- AIM OF THE TASK: Skip every image and restate the data word for word.

--- Start of AVAILABLE RECORDS ---

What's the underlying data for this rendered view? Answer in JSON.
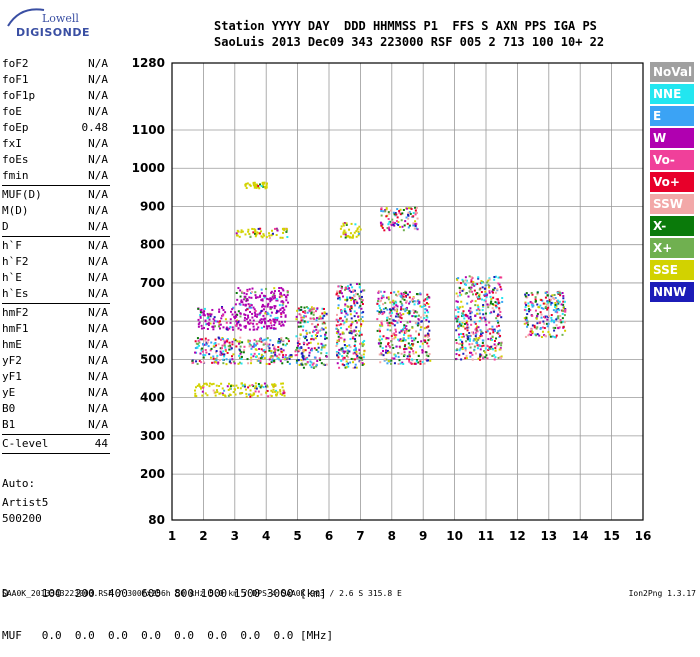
{
  "logo": {
    "line1": "Lowell",
    "line2": "DIGISONDE"
  },
  "header": {
    "line1": "Station YYYY DAY  DDD HHMMSS P1  FFS S AXN PPS IGA PS",
    "line2": "SaoLuis 2013 Dec09 343 223000 RSF 005 2 713 100 10+ 22"
  },
  "params": {
    "group1": [
      {
        "name": "foF2",
        "value": "N/A"
      },
      {
        "name": "foF1",
        "value": "N/A"
      },
      {
        "name": "foF1p",
        "value": "N/A"
      },
      {
        "name": "foE",
        "value": "N/A"
      },
      {
        "name": "foEp",
        "value": "0.48"
      },
      {
        "name": "fxI",
        "value": "N/A"
      },
      {
        "name": "foEs",
        "value": "N/A"
      },
      {
        "name": "fmin",
        "value": "N/A"
      }
    ],
    "group2": [
      {
        "name": "MUF(D)",
        "value": "N/A"
      },
      {
        "name": "M(D)",
        "value": "N/A"
      },
      {
        "name": "D",
        "value": "N/A"
      }
    ],
    "group3": [
      {
        "name": "h`F",
        "value": "N/A"
      },
      {
        "name": "h`F2",
        "value": "N/A"
      },
      {
        "name": "h`E",
        "value": "N/A"
      },
      {
        "name": "h`Es",
        "value": "N/A"
      }
    ],
    "group4": [
      {
        "name": "hmF2",
        "value": "N/A"
      },
      {
        "name": "hmF1",
        "value": "N/A"
      },
      {
        "name": "hmE",
        "value": "N/A"
      },
      {
        "name": "yF2",
        "value": "N/A"
      },
      {
        "name": "yF1",
        "value": "N/A"
      },
      {
        "name": "yE",
        "value": "N/A"
      },
      {
        "name": "B0",
        "value": "N/A"
      },
      {
        "name": "B1",
        "value": "N/A"
      }
    ],
    "clevel": {
      "name": "C-level",
      "value": "44"
    }
  },
  "auto": {
    "label": "Auto:",
    "artist": "Artist5",
    "version": "500200"
  },
  "legend": [
    {
      "label": "NoVal",
      "color": "#a0a0a0"
    },
    {
      "label": "NNE",
      "color": "#22e6f0"
    },
    {
      "label": "E",
      "color": "#3ba3f5"
    },
    {
      "label": "W",
      "color": "#b000b0"
    },
    {
      "label": "Vo-",
      "color": "#f0409a"
    },
    {
      "label": "Vo+",
      "color": "#e8002a"
    },
    {
      "label": "SSW",
      "color": "#f2a8a8"
    },
    {
      "label": "X-",
      "color": "#0a7a0a"
    },
    {
      "label": "X+",
      "color": "#70b050"
    },
    {
      "label": "SSE",
      "color": "#d2d200"
    },
    {
      "label": "NNW",
      "color": "#1c1cb8"
    }
  ],
  "table": {
    "line1": "D     100  200  400  600  800 1000 1500 3000 [km]",
    "line2": "MUF   0.0  0.0  0.0  0.0  0.0  0.0  0.0  0.0 [MHz]"
  },
  "footer": {
    "text": "SAA0K_2013343223000.RSF / 300fx256h 50 kHz 5.0 km / DPS-4 SAA0K 903 / 2.6 S 315.8 E",
    "version": "Ion2Png 1.3.17"
  },
  "chart_data": {
    "type": "scatter",
    "title": "",
    "xlabel": "",
    "ylabel": "",
    "xlim": [
      1,
      16
    ],
    "ylim": [
      80,
      1280
    ],
    "xticks": [
      1,
      2,
      3,
      4,
      5,
      6,
      7,
      8,
      9,
      10,
      11,
      12,
      13,
      14,
      15,
      16
    ],
    "yticks": [
      80,
      200,
      300,
      400,
      500,
      600,
      700,
      800,
      900,
      1000,
      1100,
      1280
    ],
    "grid": true,
    "clusters": [
      {
        "x": [
          1.6,
          4.8
        ],
        "y": [
          490,
          520
        ],
        "series": "mixed"
      },
      {
        "x": [
          1.7,
          4.7
        ],
        "y": [
          520,
          560
        ],
        "series": "mixed"
      },
      {
        "x": [
          1.8,
          4.6
        ],
        "y": [
          580,
          640
        ],
        "series": "W"
      },
      {
        "x": [
          3.0,
          4.7
        ],
        "y": [
          640,
          690
        ],
        "series": "W"
      },
      {
        "x": [
          1.7,
          4.6
        ],
        "y": [
          405,
          440
        ],
        "series": "SSE"
      },
      {
        "x": [
          3.0,
          4.7
        ],
        "y": [
          820,
          845
        ],
        "series": "SSE"
      },
      {
        "x": [
          3.3,
          4.0
        ],
        "y": [
          950,
          965
        ],
        "series": "SSE"
      },
      {
        "x": [
          4.9,
          5.9
        ],
        "y": [
          480,
          640
        ],
        "series": "mixed"
      },
      {
        "x": [
          6.2,
          7.1
        ],
        "y": [
          480,
          700
        ],
        "series": "mixed"
      },
      {
        "x": [
          6.3,
          7.0
        ],
        "y": [
          820,
          860
        ],
        "series": "SSE"
      },
      {
        "x": [
          7.5,
          9.2
        ],
        "y": [
          490,
          680
        ],
        "series": "mixed"
      },
      {
        "x": [
          7.6,
          8.8
        ],
        "y": [
          840,
          900
        ],
        "series": "mixed"
      },
      {
        "x": [
          10.0,
          11.5
        ],
        "y": [
          500,
          720
        ],
        "series": "mixed"
      },
      {
        "x": [
          12.2,
          13.5
        ],
        "y": [
          560,
          680
        ],
        "series": "mixed"
      }
    ]
  }
}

--- End of AVAILABLE RECORDS ---

- SOLUTION:
What's the underlying data for this rendered view? Answer in JSON.
{
  "logo": {
    "line1": "Lowell",
    "line2": "DIGISONDE"
  },
  "header": {
    "line1": "Station YYYY DAY  DDD HHMMSS P1  FFS S AXN PPS IGA PS",
    "line2": "SaoLuis 2013 Dec09 343 223000 RSF 005 2 713 100 10+ 22"
  },
  "params": {
    "group1": [
      {
        "name": "foF2",
        "value": "N/A"
      },
      {
        "name": "foF1",
        "value": "N/A"
      },
      {
        "name": "foF1p",
        "value": "N/A"
      },
      {
        "name": "foE",
        "value": "N/A"
      },
      {
        "name": "foEp",
        "value": "0.48"
      },
      {
        "name": "fxI",
        "value": "N/A"
      },
      {
        "name": "foEs",
        "value": "N/A"
      },
      {
        "name": "fmin",
        "value": "N/A"
      }
    ],
    "group2": [
      {
        "name": "MUF(D)",
        "value": "N/A"
      },
      {
        "name": "M(D)",
        "value": "N/A"
      },
      {
        "name": "D",
        "value": "N/A"
      }
    ],
    "group3": [
      {
        "name": "h`F",
        "value": "N/A"
      },
      {
        "name": "h`F2",
        "value": "N/A"
      },
      {
        "name": "h`E",
        "value": "N/A"
      },
      {
        "name": "h`Es",
        "value": "N/A"
      }
    ],
    "group4": [
      {
        "name": "hmF2",
        "value": "N/A"
      },
      {
        "name": "hmF1",
        "value": "N/A"
      },
      {
        "name": "hmE",
        "value": "N/A"
      },
      {
        "name": "yF2",
        "value": "N/A"
      },
      {
        "name": "yF1",
        "value": "N/A"
      },
      {
        "name": "yE",
        "value": "N/A"
      },
      {
        "name": "B0",
        "value": "N/A"
      },
      {
        "name": "B1",
        "value": "N/A"
      }
    ],
    "clevel": {
      "name": "C-level",
      "value": "44"
    }
  },
  "auto": {
    "label": "Auto:",
    "artist": "Artist5",
    "version": "500200"
  },
  "legend": [
    {
      "label": "NoVal",
      "color": "#a0a0a0"
    },
    {
      "label": "NNE",
      "color": "#22e6f0"
    },
    {
      "label": "E",
      "color": "#3ba3f5"
    },
    {
      "label": "W",
      "color": "#b000b0"
    },
    {
      "label": "Vo-",
      "color": "#f0409a"
    },
    {
      "label": "Vo+",
      "color": "#e8002a"
    },
    {
      "label": "SSW",
      "color": "#f2a8a8"
    },
    {
      "label": "X-",
      "color": "#0a7a0a"
    },
    {
      "label": "X+",
      "color": "#70b050"
    },
    {
      "label": "SSE",
      "color": "#d2d200"
    },
    {
      "label": "NNW",
      "color": "#1c1cb8"
    }
  ],
  "table": {
    "line1": "D     100  200  400  600  800 1000 1500 3000 [km]",
    "line2": "MUF   0.0  0.0  0.0  0.0  0.0  0.0  0.0  0.0 [MHz]"
  },
  "footer": {
    "text": "SAA0K_2013343223000.RSF / 300fx256h 50 kHz 5.0 km / DPS-4 SAA0K 903 / 2.6 S 315.8 E",
    "version": "Ion2Png 1.3.17"
  },
  "chart_data": {
    "type": "scatter",
    "title": "",
    "xlabel": "",
    "ylabel": "",
    "xlim": [
      1,
      16
    ],
    "ylim": [
      80,
      1280
    ],
    "xticks": [
      1,
      2,
      3,
      4,
      5,
      6,
      7,
      8,
      9,
      10,
      11,
      12,
      13,
      14,
      15,
      16
    ],
    "yticks": [
      80,
      200,
      300,
      400,
      500,
      600,
      700,
      800,
      900,
      1000,
      1100,
      1280
    ],
    "grid": true,
    "clusters": [
      {
        "x": [
          1.6,
          4.8
        ],
        "y": [
          490,
          520
        ],
        "series": "mixed"
      },
      {
        "x": [
          1.7,
          4.7
        ],
        "y": [
          520,
          560
        ],
        "series": "mixed"
      },
      {
        "x": [
          1.8,
          4.6
        ],
        "y": [
          580,
          640
        ],
        "series": "W"
      },
      {
        "x": [
          3.0,
          4.7
        ],
        "y": [
          640,
          690
        ],
        "series": "W"
      },
      {
        "x": [
          1.7,
          4.6
        ],
        "y": [
          405,
          440
        ],
        "series": "SSE"
      },
      {
        "x": [
          3.0,
          4.7
        ],
        "y": [
          820,
          845
        ],
        "series": "SSE"
      },
      {
        "x": [
          3.3,
          4.0
        ],
        "y": [
          950,
          965
        ],
        "series": "SSE"
      },
      {
        "x": [
          4.9,
          5.9
        ],
        "y": [
          480,
          640
        ],
        "series": "mixed"
      },
      {
        "x": [
          6.2,
          7.1
        ],
        "y": [
          480,
          700
        ],
        "series": "mixed"
      },
      {
        "x": [
          6.3,
          7.0
        ],
        "y": [
          820,
          860
        ],
        "series": "SSE"
      },
      {
        "x": [
          7.5,
          9.2
        ],
        "y": [
          490,
          680
        ],
        "series": "mixed"
      },
      {
        "x": [
          7.6,
          8.8
        ],
        "y": [
          840,
          900
        ],
        "series": "mixed"
      },
      {
        "x": [
          10.0,
          11.5
        ],
        "y": [
          500,
          720
        ],
        "series": "mixed"
      },
      {
        "x": [
          12.2,
          13.5
        ],
        "y": [
          560,
          680
        ],
        "series": "mixed"
      }
    ]
  }
}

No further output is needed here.